Each line that holds the string "unique" counts once; say how many such lines there are and add nothing.

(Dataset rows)
------------------------------------
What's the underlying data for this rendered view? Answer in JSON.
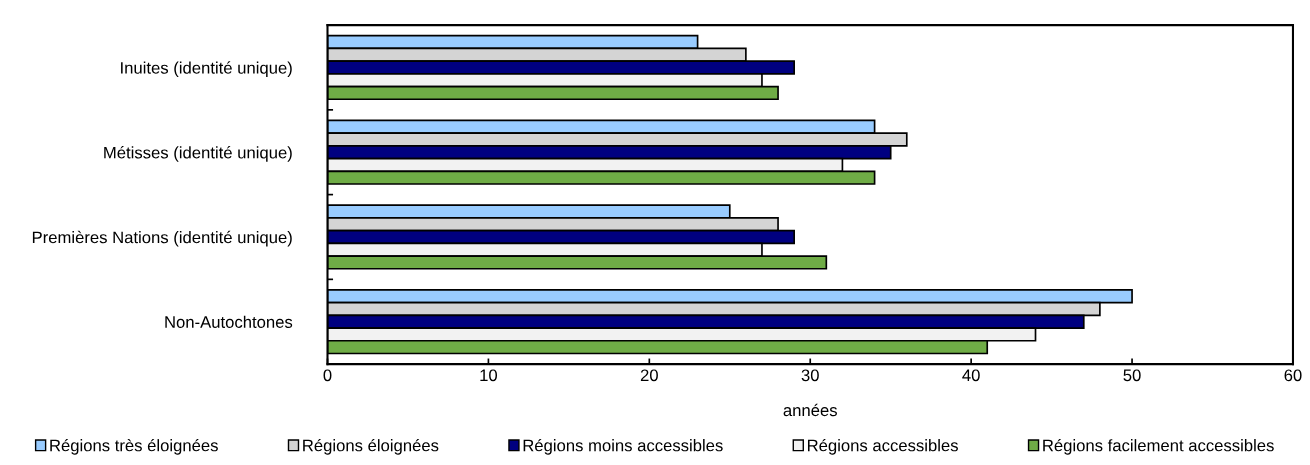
{
  "chart_data": {
    "type": "bar",
    "orientation": "horizontal",
    "xlabel": "années",
    "categories": [
      "Inuites (identité unique)",
      "Métisses (identité unique)",
      "Premières Nations (identité unique)",
      "Non-Autochtones"
    ],
    "series": [
      {
        "name": "Régions très éloignées",
        "color": "#99ccff",
        "values": [
          23,
          34,
          25,
          50
        ]
      },
      {
        "name": "Régions éloignées",
        "color": "#d4d4d4",
        "values": [
          26,
          36,
          28,
          48
        ]
      },
      {
        "name": "Régions moins accessibles",
        "color": "#000080",
        "values": [
          29,
          35,
          29,
          47
        ]
      },
      {
        "name": "Régions accessibles",
        "color": "#f2f2f2",
        "values": [
          27,
          32,
          27,
          44
        ]
      },
      {
        "name": "Régions facilement accessibles",
        "color": "#6fac46",
        "values": [
          28,
          34,
          31,
          41
        ]
      }
    ],
    "xlim": [
      0,
      60
    ],
    "xticks": [
      0,
      10,
      20,
      30,
      40,
      50,
      60
    ],
    "grid": false,
    "legend": "bottom"
  }
}
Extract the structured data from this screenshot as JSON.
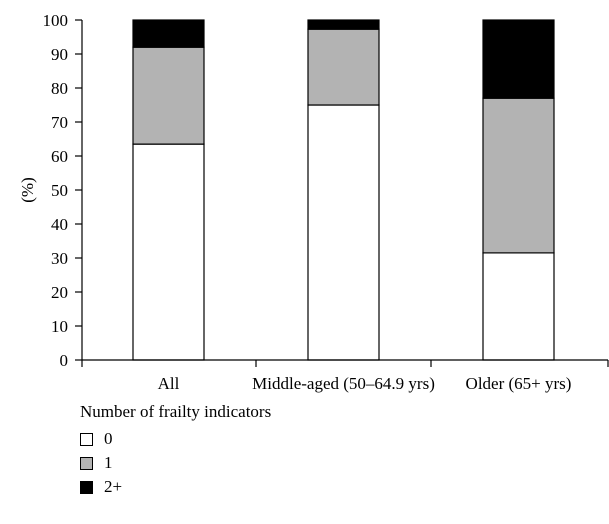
{
  "chart_data": {
    "type": "bar",
    "stacked": true,
    "categories": [
      "All",
      "Middle-aged (50–64.9 yrs)",
      "Older (65+ yrs)"
    ],
    "series": [
      {
        "name": "0",
        "color": "#ffffff",
        "values": [
          63.5,
          75,
          31.5
        ]
      },
      {
        "name": "1",
        "color": "#b3b3b3",
        "values": [
          28.5,
          22.3,
          45.5
        ]
      },
      {
        "name": "2+",
        "color": "#000000",
        "values": [
          8,
          2.7,
          23
        ]
      }
    ],
    "ylabel": "(%)",
    "xlabel": "",
    "ylim": [
      0,
      100
    ],
    "yticks": [
      0,
      10,
      20,
      30,
      40,
      50,
      60,
      70,
      80,
      90,
      100
    ],
    "legend_title": "Number of frailty indicators",
    "legend_position": "bottom-left",
    "grid": false
  }
}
------------------------------------
▸ **WRITTEN ANSWER**
3